__Your objective__: Compile every line that includes the word "color".
————————
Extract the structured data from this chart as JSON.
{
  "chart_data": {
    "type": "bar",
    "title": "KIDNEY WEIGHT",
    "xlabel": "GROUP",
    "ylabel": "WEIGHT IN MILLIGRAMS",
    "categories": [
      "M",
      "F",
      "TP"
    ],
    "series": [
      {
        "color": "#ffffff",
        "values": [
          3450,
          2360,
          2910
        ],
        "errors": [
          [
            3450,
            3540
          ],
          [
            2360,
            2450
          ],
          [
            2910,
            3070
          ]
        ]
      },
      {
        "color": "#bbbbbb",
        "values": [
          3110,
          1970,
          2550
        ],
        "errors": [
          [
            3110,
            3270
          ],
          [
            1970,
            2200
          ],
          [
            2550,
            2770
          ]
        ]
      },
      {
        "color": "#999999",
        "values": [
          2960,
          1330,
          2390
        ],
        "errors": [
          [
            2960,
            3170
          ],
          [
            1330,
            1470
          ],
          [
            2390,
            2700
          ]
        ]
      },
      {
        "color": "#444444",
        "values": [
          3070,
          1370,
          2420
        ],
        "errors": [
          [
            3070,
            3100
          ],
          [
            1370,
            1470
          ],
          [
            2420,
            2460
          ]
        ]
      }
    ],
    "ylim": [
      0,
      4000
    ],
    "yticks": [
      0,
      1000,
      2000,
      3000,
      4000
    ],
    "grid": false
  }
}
————————
__Written answer__:
        "color": "#ffffff",
        "color": "#bbbbbb",
        "color": "#999999",
        "color": "#444444",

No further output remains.